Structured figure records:
· · · · ·

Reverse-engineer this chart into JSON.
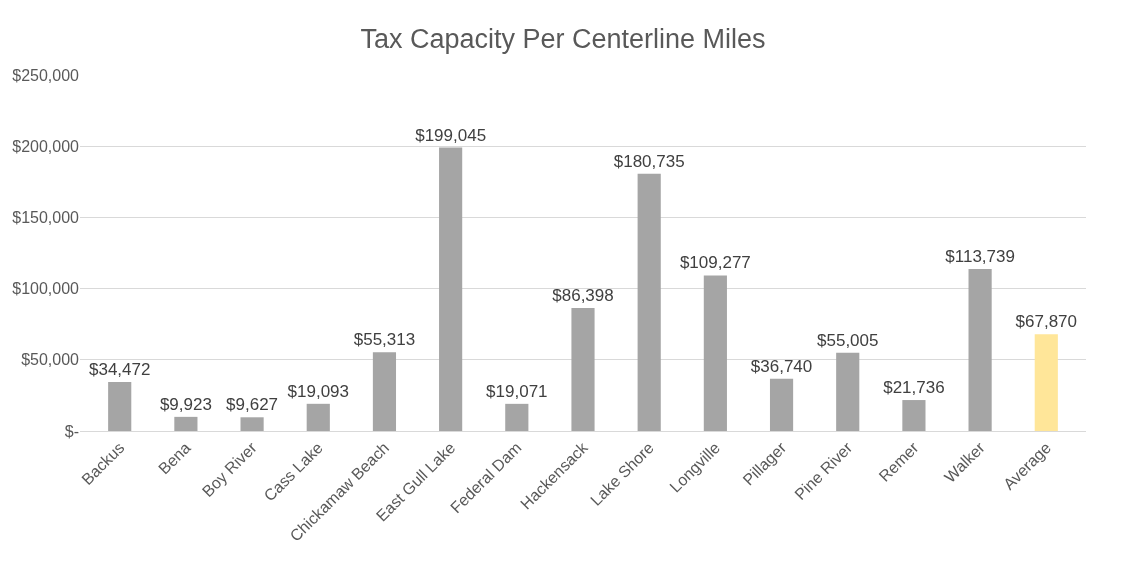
{
  "chart_data": {
    "type": "bar",
    "title": "Tax Capacity Per Centerline Miles",
    "categories": [
      "Backus",
      "Bena",
      "Boy River",
      "Cass Lake",
      "Chickamaw Beach",
      "East Gull Lake",
      "Federal Dam",
      "Hackensack",
      "Lake Shore",
      "Longville",
      "Pillager",
      "Pine River",
      "Remer",
      "Walker",
      "Average"
    ],
    "values": [
      34472,
      9923,
      9627,
      19093,
      55313,
      199045,
      19071,
      86398,
      180735,
      109277,
      36740,
      55005,
      21736,
      113739,
      67870
    ],
    "colors": [
      "#a5a5a5",
      "#a5a5a5",
      "#a5a5a5",
      "#a5a5a5",
      "#a5a5a5",
      "#a5a5a5",
      "#a5a5a5",
      "#a5a5a5",
      "#a5a5a5",
      "#a5a5a5",
      "#a5a5a5",
      "#a5a5a5",
      "#a5a5a5",
      "#a5a5a5",
      "#ffe699"
    ],
    "value_labels": [
      "$34,472",
      "$9,923",
      "$9,627",
      "$19,093",
      "$55,313",
      "$199,045",
      "$19,071",
      "$86,398",
      "$180,735",
      "$109,277",
      "$36,740",
      "$55,005",
      "$21,736",
      "$113,739",
      "$67,870"
    ],
    "ylim": [
      0,
      250000
    ],
    "yticks": [
      {
        "value": 0,
        "label": "$-"
      },
      {
        "value": 50000,
        "label": "$50,000"
      },
      {
        "value": 100000,
        "label": "$100,000"
      },
      {
        "value": 150000,
        "label": "$150,000"
      },
      {
        "value": 200000,
        "label": "$200,000"
      },
      {
        "value": 250000,
        "label": "$250,000"
      }
    ],
    "grid": "y"
  }
}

· · · · ·

_SHORT PROBLEM_
Please write out all of the material above without changing a word, and omit any pictures.

_TASK RESPONSE_
Reverse-engineer this chart into JSON.
{
  "chart_data": {
    "type": "bar",
    "title": "Tax Capacity Per Centerline Miles",
    "categories": [
      "Backus",
      "Bena",
      "Boy River",
      "Cass Lake",
      "Chickamaw Beach",
      "East Gull Lake",
      "Federal Dam",
      "Hackensack",
      "Lake Shore",
      "Longville",
      "Pillager",
      "Pine River",
      "Remer",
      "Walker",
      "Average"
    ],
    "values": [
      34472,
      9923,
      9627,
      19093,
      55313,
      199045,
      19071,
      86398,
      180735,
      109277,
      36740,
      55005,
      21736,
      113739,
      67870
    ],
    "colors": [
      "#a5a5a5",
      "#a5a5a5",
      "#a5a5a5",
      "#a5a5a5",
      "#a5a5a5",
      "#a5a5a5",
      "#a5a5a5",
      "#a5a5a5",
      "#a5a5a5",
      "#a5a5a5",
      "#a5a5a5",
      "#a5a5a5",
      "#a5a5a5",
      "#a5a5a5",
      "#ffe699"
    ],
    "value_labels": [
      "$34,472",
      "$9,923",
      "$9,627",
      "$19,093",
      "$55,313",
      "$199,045",
      "$19,071",
      "$86,398",
      "$180,735",
      "$109,277",
      "$36,740",
      "$55,005",
      "$21,736",
      "$113,739",
      "$67,870"
    ],
    "ylim": [
      0,
      250000
    ],
    "yticks": [
      {
        "value": 0,
        "label": "$-"
      },
      {
        "value": 50000,
        "label": "$50,000"
      },
      {
        "value": 100000,
        "label": "$100,000"
      },
      {
        "value": 150000,
        "label": "$150,000"
      },
      {
        "value": 200000,
        "label": "$200,000"
      },
      {
        "value": 250000,
        "label": "$250,000"
      }
    ],
    "grid": "y"
  }
}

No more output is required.